Dataset excerpt
——————

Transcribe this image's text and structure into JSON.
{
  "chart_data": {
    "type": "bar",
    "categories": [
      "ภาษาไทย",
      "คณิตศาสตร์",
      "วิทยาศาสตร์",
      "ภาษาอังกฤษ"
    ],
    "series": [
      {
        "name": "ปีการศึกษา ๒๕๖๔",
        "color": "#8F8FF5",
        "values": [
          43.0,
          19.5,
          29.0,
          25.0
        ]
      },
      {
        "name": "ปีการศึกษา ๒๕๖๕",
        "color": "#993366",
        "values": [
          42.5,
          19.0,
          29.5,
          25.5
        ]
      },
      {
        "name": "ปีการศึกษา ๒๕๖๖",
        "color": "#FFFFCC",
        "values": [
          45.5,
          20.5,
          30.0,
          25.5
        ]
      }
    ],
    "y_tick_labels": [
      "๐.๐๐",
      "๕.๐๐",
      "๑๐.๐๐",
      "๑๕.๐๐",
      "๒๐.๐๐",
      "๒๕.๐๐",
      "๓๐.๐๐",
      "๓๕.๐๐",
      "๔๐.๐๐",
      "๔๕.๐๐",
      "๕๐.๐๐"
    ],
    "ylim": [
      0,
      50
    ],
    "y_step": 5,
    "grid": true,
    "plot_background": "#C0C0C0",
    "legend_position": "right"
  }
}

——————

▶ [TASK DETAILS]:
Only the number is needed here: how many lines of the records contain "name"?

▶ [FULL OUTPUT]:
3